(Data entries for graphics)
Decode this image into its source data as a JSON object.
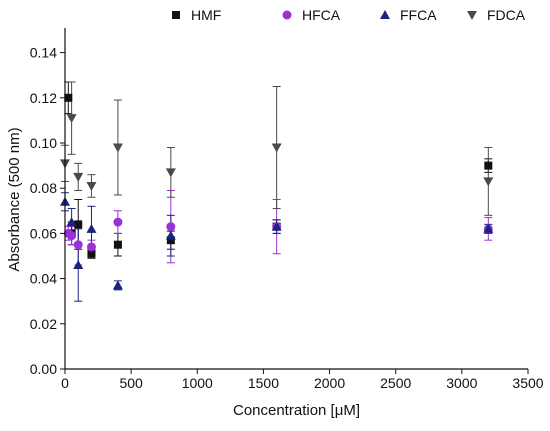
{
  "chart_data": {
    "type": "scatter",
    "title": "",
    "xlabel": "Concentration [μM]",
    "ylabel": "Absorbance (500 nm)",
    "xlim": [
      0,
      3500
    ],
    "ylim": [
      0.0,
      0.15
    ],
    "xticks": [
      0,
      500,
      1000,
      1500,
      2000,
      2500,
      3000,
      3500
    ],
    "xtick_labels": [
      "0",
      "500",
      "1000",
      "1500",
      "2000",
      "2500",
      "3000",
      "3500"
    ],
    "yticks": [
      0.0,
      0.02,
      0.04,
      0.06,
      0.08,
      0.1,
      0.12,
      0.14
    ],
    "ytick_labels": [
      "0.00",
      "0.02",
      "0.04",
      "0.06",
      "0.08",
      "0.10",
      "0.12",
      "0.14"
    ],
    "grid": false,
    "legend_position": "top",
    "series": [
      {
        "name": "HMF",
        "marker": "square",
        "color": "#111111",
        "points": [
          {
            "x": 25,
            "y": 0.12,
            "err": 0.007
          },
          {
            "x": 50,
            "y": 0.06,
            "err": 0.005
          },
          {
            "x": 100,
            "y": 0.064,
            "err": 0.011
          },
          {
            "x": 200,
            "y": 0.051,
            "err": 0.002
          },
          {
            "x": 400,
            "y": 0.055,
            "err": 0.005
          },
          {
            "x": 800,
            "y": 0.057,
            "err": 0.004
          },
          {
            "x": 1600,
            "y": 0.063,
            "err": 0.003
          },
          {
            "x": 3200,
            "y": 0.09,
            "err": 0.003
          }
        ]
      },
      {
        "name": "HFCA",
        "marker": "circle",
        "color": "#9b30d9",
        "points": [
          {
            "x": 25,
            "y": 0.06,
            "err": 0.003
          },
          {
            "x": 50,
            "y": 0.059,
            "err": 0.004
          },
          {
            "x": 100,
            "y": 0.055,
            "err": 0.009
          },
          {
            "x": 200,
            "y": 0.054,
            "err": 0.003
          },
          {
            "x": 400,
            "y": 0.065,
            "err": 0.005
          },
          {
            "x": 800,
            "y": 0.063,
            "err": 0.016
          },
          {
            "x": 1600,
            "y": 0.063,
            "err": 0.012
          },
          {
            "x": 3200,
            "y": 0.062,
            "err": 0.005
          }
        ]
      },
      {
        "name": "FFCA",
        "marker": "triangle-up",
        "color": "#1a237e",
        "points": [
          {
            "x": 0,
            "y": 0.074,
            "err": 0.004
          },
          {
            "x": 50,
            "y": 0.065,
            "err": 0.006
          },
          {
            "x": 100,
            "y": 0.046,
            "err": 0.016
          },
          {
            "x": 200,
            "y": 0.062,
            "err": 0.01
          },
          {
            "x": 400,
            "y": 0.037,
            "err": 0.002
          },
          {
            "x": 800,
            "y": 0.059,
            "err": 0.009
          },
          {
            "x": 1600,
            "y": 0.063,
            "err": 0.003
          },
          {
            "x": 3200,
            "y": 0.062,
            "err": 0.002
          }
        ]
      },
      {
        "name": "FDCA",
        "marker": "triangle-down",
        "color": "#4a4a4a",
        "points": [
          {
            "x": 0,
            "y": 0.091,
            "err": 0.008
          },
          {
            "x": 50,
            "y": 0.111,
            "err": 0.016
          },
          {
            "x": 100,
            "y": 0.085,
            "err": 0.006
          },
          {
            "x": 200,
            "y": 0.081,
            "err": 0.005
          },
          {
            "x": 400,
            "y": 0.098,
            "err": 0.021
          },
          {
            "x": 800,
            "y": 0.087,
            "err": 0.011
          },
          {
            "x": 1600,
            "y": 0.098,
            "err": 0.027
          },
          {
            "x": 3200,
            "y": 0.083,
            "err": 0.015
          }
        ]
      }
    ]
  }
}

--

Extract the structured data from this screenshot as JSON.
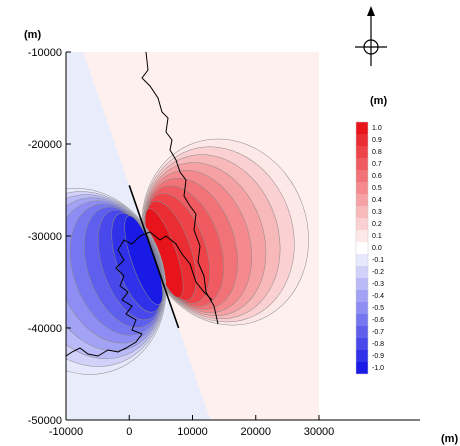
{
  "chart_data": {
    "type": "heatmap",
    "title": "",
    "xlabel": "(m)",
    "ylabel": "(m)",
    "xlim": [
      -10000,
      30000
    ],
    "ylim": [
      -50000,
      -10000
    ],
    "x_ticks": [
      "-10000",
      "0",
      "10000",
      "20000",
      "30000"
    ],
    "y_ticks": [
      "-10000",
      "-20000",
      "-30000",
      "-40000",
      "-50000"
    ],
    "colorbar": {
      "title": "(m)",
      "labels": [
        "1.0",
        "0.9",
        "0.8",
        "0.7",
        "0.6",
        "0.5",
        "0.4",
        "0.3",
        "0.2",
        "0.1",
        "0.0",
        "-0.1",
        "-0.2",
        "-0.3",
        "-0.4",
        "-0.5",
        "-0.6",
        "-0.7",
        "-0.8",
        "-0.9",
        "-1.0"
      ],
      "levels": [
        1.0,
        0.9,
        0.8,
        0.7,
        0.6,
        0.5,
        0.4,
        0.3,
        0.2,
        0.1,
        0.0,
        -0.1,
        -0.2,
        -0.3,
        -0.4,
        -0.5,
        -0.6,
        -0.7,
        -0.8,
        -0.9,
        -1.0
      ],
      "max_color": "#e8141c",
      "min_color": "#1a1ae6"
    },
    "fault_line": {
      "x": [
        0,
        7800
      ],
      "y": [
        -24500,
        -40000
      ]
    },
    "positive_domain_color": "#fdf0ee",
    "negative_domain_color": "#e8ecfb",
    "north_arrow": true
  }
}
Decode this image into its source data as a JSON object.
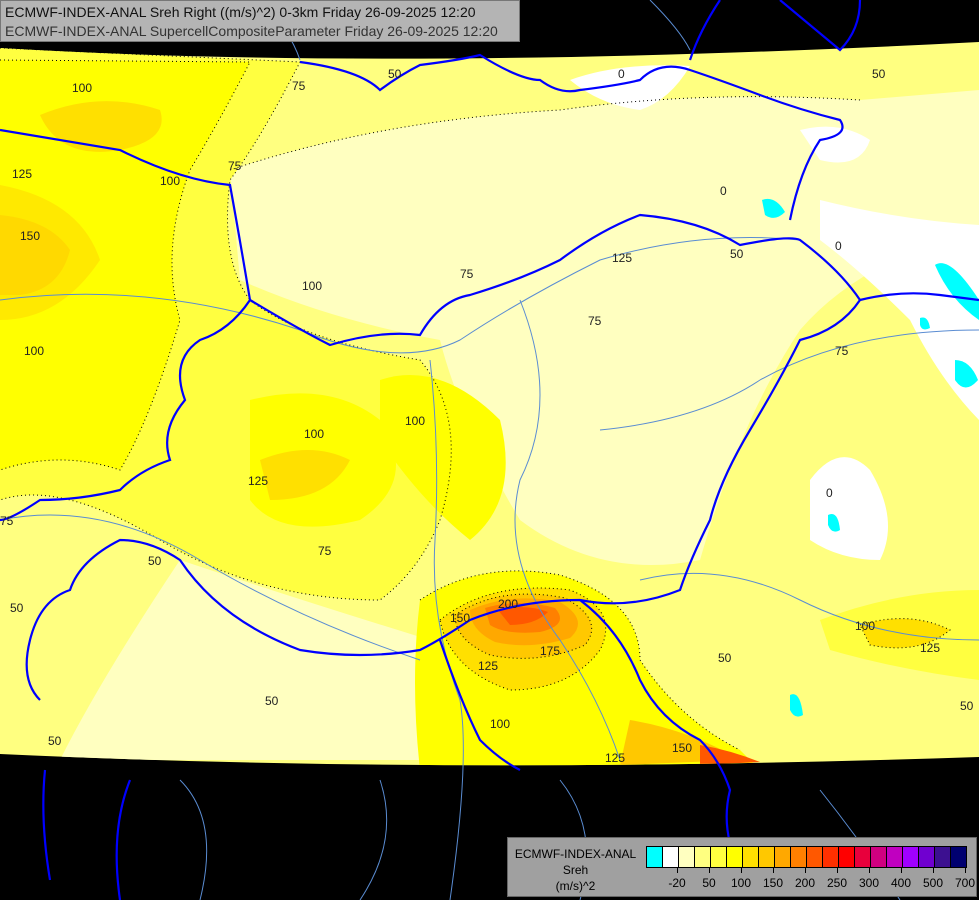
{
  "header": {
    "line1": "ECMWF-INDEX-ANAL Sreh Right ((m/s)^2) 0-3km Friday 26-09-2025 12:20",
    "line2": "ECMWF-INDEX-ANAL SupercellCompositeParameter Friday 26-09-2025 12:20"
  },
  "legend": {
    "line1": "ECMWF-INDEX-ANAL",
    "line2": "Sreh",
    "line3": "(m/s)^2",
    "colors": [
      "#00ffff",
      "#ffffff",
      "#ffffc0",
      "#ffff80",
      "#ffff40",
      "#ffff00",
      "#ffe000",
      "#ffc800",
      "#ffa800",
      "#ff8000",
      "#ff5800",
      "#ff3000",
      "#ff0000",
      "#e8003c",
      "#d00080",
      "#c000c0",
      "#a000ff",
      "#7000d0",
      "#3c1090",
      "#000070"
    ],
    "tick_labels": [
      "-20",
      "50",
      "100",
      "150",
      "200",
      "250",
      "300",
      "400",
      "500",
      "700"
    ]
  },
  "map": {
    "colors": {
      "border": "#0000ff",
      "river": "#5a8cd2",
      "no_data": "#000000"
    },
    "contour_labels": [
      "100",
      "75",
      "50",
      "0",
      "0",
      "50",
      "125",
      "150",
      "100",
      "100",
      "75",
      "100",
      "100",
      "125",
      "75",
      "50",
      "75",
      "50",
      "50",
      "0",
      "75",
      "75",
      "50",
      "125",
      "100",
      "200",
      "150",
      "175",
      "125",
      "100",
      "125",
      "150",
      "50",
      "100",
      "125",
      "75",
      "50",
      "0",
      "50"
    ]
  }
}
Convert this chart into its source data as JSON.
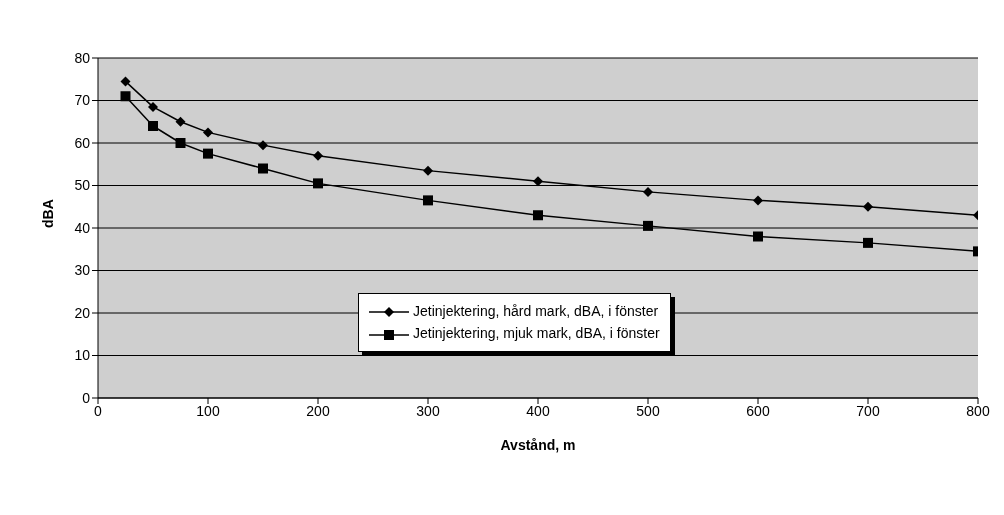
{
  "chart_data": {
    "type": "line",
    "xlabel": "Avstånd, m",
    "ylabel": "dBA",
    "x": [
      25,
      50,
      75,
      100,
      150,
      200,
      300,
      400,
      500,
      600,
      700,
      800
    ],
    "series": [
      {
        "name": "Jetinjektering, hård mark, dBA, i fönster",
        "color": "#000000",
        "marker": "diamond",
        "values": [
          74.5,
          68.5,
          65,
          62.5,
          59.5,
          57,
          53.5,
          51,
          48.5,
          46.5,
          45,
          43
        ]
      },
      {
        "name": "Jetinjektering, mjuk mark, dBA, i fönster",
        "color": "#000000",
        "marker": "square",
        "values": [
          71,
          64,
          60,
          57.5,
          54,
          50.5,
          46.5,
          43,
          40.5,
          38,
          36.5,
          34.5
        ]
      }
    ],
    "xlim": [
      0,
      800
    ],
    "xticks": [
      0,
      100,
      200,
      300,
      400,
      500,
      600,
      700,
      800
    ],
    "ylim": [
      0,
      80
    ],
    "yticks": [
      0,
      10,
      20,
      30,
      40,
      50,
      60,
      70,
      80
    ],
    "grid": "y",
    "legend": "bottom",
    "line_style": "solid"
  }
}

▶ [GOAL OF THE EXERCISE]:
Report how many lines include the word "marker". Give nothing but the number.

▶ [TASK RESULT]:
6